REQUIREMENTS —
Every entry below must be repeated exactly; skip the pictures.

LISTED ENTRIES —
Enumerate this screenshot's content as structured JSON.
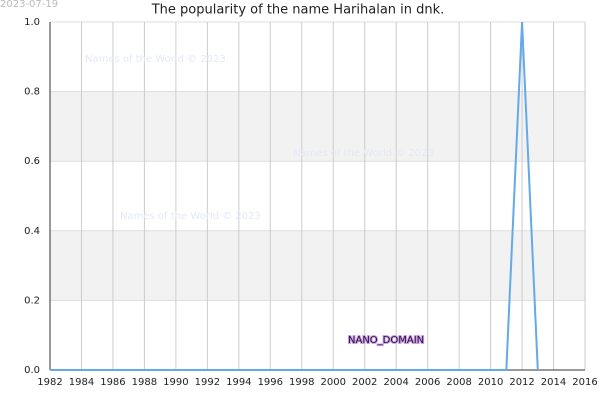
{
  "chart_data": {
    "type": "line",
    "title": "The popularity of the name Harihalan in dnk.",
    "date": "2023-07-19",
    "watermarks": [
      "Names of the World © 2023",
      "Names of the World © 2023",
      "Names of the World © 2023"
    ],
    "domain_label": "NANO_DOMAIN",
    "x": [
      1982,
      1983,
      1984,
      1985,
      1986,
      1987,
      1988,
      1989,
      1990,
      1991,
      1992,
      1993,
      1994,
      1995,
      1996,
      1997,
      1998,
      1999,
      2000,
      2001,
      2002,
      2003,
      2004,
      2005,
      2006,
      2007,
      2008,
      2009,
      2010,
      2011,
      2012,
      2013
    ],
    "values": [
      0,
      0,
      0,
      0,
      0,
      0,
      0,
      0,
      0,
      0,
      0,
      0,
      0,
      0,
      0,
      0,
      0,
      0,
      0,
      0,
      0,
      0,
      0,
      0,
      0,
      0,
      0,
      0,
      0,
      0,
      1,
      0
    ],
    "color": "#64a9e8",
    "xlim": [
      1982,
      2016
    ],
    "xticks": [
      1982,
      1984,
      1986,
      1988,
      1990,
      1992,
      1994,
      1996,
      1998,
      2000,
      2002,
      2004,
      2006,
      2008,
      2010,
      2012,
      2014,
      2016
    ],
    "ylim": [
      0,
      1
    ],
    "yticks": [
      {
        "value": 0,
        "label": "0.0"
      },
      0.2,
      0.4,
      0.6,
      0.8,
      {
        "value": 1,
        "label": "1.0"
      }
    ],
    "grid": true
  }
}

SOLUTION TO THIS PROBLEM —
Enumerate this screenshot's content as structured JSON.
{
  "chart_data": {
    "type": "line",
    "title": "The popularity of the name Harihalan in dnk.",
    "date": "2023-07-19",
    "watermarks": [
      "Names of the World © 2023",
      "Names of the World © 2023",
      "Names of the World © 2023"
    ],
    "domain_label": "NANO_DOMAIN",
    "x": [
      1982,
      1983,
      1984,
      1985,
      1986,
      1987,
      1988,
      1989,
      1990,
      1991,
      1992,
      1993,
      1994,
      1995,
      1996,
      1997,
      1998,
      1999,
      2000,
      2001,
      2002,
      2003,
      2004,
      2005,
      2006,
      2007,
      2008,
      2009,
      2010,
      2011,
      2012,
      2013
    ],
    "values": [
      0,
      0,
      0,
      0,
      0,
      0,
      0,
      0,
      0,
      0,
      0,
      0,
      0,
      0,
      0,
      0,
      0,
      0,
      0,
      0,
      0,
      0,
      0,
      0,
      0,
      0,
      0,
      0,
      0,
      0,
      1,
      0
    ],
    "color": "#64a9e8",
    "xlim": [
      1982,
      2016
    ],
    "xticks": [
      1982,
      1984,
      1986,
      1988,
      1990,
      1992,
      1994,
      1996,
      1998,
      2000,
      2002,
      2004,
      2006,
      2008,
      2010,
      2012,
      2014,
      2016
    ],
    "ylim": [
      0,
      1
    ],
    "yticks": [
      {
        "value": 0,
        "label": "0.0"
      },
      0.2,
      0.4,
      0.6,
      0.8,
      {
        "value": 1,
        "label": "1.0"
      }
    ],
    "grid": true
  }
}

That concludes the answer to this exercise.